__Dataset rows__
((

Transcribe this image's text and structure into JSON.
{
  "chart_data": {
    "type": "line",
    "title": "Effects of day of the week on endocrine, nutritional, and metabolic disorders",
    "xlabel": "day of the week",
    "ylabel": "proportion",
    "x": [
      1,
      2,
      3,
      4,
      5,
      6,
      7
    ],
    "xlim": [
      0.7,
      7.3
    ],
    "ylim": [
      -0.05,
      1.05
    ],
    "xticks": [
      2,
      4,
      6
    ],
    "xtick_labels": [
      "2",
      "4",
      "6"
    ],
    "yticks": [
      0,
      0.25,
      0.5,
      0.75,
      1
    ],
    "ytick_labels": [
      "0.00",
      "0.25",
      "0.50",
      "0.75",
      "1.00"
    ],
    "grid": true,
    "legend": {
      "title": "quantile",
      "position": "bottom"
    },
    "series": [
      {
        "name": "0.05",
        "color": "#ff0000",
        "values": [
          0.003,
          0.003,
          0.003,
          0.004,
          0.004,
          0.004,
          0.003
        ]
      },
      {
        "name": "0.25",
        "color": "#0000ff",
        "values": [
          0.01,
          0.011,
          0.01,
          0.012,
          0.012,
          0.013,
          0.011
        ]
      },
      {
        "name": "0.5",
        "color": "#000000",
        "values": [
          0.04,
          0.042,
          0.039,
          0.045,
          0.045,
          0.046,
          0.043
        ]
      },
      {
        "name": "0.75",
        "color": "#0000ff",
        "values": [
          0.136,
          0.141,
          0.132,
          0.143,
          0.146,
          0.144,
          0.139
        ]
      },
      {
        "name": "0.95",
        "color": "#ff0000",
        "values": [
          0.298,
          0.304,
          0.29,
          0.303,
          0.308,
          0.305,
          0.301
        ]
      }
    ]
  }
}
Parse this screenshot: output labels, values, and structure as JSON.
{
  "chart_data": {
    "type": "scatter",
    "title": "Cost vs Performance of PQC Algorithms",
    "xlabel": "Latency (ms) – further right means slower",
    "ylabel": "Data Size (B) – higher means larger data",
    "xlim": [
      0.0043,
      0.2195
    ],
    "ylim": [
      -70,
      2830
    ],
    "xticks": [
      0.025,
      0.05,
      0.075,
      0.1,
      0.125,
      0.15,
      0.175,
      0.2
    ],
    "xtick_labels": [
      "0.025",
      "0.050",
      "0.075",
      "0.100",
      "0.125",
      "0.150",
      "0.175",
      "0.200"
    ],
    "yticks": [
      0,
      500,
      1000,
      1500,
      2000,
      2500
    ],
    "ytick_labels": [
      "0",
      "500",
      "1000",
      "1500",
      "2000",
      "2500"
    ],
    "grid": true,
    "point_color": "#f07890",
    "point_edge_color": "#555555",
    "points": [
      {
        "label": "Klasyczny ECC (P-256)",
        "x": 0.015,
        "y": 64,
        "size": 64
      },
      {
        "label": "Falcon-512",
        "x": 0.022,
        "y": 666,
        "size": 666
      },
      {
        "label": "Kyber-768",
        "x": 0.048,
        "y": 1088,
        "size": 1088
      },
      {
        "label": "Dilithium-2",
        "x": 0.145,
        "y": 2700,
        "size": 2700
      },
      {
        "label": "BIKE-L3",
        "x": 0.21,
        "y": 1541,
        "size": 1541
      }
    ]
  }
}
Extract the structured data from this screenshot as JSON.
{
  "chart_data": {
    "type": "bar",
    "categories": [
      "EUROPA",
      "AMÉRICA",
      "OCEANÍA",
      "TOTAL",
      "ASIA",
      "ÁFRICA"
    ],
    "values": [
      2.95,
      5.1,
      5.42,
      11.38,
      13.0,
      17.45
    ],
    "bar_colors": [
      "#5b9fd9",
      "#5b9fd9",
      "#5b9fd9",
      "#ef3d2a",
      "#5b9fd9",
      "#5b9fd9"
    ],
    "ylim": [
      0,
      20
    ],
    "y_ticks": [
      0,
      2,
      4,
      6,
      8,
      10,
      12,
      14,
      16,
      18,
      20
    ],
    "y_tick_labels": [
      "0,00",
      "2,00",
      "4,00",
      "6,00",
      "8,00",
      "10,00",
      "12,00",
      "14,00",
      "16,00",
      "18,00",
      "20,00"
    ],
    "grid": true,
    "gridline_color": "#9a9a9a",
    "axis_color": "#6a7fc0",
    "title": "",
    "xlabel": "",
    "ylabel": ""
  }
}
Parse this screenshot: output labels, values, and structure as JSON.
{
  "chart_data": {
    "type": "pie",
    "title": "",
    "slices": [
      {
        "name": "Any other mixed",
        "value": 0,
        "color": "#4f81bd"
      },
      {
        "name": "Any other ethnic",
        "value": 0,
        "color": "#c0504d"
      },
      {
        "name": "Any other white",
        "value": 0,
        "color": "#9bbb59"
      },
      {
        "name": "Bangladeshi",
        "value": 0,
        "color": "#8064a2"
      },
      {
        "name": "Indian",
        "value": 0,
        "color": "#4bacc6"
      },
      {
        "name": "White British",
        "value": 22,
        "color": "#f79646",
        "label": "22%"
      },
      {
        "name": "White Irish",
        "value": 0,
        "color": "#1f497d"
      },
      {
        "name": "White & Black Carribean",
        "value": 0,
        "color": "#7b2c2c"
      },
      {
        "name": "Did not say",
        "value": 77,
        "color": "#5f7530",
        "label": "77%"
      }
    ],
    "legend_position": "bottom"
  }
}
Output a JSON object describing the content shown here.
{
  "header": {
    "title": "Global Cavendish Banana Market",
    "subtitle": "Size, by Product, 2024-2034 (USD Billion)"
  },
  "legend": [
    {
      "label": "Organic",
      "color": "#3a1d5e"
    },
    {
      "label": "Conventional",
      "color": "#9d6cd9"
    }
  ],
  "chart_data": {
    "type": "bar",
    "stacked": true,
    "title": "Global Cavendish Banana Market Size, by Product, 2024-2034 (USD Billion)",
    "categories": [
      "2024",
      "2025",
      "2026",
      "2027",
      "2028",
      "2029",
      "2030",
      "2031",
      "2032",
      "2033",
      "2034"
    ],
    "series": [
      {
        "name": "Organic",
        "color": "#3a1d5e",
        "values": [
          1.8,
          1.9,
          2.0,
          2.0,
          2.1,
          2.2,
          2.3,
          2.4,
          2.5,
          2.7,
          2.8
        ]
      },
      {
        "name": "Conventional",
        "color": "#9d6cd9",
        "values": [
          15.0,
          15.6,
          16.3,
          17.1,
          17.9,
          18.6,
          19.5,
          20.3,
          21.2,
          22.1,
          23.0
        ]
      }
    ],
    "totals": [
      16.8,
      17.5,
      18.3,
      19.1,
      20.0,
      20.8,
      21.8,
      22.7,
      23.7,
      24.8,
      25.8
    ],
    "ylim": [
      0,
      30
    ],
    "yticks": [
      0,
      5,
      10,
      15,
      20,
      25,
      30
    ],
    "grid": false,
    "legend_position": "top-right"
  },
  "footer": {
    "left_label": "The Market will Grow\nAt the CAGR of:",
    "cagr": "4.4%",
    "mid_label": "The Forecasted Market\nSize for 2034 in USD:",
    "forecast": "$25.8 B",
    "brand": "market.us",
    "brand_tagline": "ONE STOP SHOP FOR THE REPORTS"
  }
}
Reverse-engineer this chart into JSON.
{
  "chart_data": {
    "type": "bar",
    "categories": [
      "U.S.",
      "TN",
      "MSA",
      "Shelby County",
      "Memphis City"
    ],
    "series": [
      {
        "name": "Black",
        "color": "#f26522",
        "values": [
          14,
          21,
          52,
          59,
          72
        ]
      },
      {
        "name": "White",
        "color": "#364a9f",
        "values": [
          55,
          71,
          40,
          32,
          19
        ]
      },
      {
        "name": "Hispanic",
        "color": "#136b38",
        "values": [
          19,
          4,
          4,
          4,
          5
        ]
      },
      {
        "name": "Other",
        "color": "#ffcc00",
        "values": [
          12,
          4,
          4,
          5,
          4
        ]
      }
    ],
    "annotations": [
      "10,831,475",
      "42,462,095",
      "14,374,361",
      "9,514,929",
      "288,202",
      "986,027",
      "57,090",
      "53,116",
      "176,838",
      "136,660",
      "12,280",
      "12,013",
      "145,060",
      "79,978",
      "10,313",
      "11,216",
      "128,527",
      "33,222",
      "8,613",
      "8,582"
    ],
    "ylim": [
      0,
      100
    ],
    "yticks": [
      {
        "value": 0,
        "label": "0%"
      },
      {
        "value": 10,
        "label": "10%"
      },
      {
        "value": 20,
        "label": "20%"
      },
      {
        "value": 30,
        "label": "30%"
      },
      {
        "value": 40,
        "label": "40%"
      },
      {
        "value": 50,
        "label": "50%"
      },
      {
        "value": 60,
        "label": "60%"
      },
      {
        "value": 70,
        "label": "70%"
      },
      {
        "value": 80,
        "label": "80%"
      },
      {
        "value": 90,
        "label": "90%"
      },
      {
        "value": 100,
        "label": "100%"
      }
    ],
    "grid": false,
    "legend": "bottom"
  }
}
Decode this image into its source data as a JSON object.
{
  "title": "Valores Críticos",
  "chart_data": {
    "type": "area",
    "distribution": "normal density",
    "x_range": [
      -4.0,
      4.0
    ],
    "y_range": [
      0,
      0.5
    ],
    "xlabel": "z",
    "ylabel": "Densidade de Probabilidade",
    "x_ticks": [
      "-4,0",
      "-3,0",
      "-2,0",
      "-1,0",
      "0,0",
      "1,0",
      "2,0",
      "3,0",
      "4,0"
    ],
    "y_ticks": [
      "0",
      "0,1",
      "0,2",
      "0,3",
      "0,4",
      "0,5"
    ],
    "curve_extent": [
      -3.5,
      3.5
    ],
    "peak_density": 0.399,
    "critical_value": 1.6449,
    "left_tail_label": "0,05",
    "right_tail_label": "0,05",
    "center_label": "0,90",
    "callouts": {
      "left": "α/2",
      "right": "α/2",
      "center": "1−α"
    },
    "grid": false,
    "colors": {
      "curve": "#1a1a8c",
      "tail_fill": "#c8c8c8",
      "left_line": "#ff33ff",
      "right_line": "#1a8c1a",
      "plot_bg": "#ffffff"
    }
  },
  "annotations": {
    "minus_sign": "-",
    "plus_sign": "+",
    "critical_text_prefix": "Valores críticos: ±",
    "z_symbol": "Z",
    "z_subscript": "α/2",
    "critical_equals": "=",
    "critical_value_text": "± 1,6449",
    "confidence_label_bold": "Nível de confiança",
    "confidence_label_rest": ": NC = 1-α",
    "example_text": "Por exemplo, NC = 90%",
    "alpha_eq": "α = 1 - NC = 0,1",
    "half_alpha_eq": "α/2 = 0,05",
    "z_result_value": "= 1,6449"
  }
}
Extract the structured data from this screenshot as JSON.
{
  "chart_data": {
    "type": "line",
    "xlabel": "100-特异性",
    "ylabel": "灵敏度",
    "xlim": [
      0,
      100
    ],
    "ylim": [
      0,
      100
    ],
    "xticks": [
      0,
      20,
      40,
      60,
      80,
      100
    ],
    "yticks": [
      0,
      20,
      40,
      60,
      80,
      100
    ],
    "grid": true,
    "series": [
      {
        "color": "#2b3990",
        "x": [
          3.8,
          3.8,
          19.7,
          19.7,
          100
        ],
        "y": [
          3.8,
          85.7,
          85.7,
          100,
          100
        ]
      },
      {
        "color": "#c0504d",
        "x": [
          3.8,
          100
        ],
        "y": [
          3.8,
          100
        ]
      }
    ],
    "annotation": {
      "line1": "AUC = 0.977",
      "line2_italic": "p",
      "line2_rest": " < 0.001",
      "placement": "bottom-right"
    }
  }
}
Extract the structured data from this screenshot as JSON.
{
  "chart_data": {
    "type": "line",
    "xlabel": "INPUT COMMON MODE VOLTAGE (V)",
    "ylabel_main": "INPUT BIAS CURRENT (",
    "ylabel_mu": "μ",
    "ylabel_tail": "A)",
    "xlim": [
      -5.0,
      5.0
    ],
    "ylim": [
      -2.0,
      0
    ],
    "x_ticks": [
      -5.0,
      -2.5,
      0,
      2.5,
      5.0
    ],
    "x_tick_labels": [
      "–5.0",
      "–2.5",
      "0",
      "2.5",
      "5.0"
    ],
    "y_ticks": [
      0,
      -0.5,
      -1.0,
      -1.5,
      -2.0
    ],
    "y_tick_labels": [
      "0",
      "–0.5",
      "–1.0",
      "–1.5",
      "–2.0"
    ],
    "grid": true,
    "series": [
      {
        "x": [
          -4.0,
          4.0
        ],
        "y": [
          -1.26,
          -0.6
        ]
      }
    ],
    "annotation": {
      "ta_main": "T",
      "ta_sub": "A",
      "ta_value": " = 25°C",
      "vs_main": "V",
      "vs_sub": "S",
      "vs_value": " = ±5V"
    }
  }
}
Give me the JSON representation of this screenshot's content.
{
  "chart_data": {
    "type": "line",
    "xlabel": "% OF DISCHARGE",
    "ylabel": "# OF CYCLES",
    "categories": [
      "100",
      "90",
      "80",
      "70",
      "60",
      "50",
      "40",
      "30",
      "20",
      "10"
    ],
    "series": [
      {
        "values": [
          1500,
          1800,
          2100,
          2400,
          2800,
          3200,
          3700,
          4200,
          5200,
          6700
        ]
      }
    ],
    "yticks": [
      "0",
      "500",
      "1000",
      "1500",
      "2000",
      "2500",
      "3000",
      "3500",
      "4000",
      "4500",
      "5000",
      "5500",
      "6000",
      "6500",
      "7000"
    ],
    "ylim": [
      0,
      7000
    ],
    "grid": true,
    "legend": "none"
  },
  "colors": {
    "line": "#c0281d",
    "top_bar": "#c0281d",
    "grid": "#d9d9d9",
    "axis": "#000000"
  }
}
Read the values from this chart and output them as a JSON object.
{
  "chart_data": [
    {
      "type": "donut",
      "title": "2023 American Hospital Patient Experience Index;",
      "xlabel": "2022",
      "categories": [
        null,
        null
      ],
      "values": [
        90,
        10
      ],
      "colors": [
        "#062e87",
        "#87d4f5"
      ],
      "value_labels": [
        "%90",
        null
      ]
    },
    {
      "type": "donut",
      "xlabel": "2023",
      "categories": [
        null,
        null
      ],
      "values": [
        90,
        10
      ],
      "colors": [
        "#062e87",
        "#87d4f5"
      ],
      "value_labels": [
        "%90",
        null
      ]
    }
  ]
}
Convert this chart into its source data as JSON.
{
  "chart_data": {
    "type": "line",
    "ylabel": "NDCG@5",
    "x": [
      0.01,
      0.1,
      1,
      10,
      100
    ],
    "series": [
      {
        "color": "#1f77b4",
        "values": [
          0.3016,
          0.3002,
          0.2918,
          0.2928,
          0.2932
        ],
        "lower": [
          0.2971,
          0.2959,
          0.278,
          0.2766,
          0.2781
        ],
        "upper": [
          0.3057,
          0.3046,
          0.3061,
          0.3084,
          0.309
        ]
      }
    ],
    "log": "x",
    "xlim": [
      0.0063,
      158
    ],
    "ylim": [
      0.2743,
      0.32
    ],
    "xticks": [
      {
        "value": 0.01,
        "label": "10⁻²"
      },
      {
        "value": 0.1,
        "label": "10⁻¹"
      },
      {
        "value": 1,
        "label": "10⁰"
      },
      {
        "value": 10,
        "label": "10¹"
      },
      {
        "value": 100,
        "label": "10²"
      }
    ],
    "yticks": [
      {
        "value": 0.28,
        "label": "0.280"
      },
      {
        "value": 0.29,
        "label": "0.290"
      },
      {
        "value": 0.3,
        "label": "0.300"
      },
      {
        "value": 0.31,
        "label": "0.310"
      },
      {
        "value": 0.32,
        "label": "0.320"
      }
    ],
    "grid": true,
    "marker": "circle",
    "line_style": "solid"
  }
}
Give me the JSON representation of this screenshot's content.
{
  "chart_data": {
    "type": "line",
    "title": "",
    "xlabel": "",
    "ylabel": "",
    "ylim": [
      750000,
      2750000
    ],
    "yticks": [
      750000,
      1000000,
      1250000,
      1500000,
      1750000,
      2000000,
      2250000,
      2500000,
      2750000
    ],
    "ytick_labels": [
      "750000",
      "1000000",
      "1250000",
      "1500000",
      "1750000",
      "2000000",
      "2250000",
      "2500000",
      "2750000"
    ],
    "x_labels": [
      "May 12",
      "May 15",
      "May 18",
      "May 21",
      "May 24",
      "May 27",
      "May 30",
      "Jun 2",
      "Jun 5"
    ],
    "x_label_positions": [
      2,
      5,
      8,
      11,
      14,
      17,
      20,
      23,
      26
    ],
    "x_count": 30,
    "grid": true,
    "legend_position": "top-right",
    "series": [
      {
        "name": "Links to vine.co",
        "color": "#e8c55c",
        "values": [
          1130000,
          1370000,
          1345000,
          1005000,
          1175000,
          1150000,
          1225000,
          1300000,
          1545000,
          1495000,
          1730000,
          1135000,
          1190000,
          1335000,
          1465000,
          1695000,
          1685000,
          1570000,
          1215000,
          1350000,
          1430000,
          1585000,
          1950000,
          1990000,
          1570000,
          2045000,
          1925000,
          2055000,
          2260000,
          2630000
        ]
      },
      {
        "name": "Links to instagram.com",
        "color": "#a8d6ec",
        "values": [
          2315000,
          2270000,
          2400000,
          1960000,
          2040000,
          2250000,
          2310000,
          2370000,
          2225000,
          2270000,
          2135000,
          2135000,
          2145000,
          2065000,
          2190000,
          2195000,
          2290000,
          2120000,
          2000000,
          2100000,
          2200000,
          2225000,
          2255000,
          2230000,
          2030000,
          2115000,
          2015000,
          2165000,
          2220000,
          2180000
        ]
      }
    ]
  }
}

))

__WHAT IS EXPECTED__
Gather each line of the listing containing the word "xlabel" and show it.

__TASK ANSWER__
    "xlabel": "day of the week",
    "xlabel": "Latency (ms) – further right means slower",
    "xlabel": "",
    "xlabel": "z",
    "xlabel": "100-特异性",
    "xlabel": "INPUT COMMON MODE VOLTAGE (V)",
    "xlabel": "% OF DISCHARGE",
      "xlabel": "2022",
      "xlabel": "2023",
    "xlabel": "",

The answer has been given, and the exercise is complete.